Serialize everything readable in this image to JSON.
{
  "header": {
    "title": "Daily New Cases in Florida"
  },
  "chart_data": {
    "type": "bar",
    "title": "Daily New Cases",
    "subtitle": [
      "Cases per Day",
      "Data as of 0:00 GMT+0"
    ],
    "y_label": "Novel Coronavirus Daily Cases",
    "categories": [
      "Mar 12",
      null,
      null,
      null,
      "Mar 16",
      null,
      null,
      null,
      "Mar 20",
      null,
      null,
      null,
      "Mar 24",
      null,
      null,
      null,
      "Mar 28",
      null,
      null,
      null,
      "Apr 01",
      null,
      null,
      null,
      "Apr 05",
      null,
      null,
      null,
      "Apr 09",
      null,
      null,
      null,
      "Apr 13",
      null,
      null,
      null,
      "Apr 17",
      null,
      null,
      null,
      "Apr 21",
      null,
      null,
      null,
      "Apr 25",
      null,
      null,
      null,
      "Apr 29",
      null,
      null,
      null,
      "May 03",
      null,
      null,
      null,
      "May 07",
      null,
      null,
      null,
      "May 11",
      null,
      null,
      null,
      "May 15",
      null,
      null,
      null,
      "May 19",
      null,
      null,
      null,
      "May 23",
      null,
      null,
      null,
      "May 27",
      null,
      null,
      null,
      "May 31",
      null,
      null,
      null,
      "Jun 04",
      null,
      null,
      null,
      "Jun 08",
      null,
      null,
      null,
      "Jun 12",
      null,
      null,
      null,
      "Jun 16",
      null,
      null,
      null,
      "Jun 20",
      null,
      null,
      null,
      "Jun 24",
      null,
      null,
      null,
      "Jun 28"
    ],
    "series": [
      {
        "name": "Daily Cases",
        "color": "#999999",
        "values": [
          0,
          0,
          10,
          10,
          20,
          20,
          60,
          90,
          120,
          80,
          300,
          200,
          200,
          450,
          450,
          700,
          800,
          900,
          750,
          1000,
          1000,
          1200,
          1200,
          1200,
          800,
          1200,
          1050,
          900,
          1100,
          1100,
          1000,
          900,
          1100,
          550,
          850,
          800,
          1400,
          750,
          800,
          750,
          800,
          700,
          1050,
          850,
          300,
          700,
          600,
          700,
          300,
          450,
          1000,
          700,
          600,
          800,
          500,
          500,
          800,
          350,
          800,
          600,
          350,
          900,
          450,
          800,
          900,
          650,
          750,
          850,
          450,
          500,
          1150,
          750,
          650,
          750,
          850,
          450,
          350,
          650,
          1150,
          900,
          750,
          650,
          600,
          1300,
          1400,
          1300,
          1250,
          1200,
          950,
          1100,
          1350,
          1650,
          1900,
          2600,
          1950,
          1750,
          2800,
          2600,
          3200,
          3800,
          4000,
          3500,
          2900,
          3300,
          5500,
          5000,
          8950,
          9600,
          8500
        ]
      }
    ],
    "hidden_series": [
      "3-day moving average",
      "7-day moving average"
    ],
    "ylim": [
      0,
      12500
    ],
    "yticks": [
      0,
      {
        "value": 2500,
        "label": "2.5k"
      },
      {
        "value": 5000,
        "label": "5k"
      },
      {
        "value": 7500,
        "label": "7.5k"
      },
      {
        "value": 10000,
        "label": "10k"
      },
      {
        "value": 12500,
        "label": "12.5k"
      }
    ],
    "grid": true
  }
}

# TASK
What lines of the material above contain "moving"? Return each of them.

# PROBLEM SOLUTION
      "3-day moving average",
      "7-day moving average"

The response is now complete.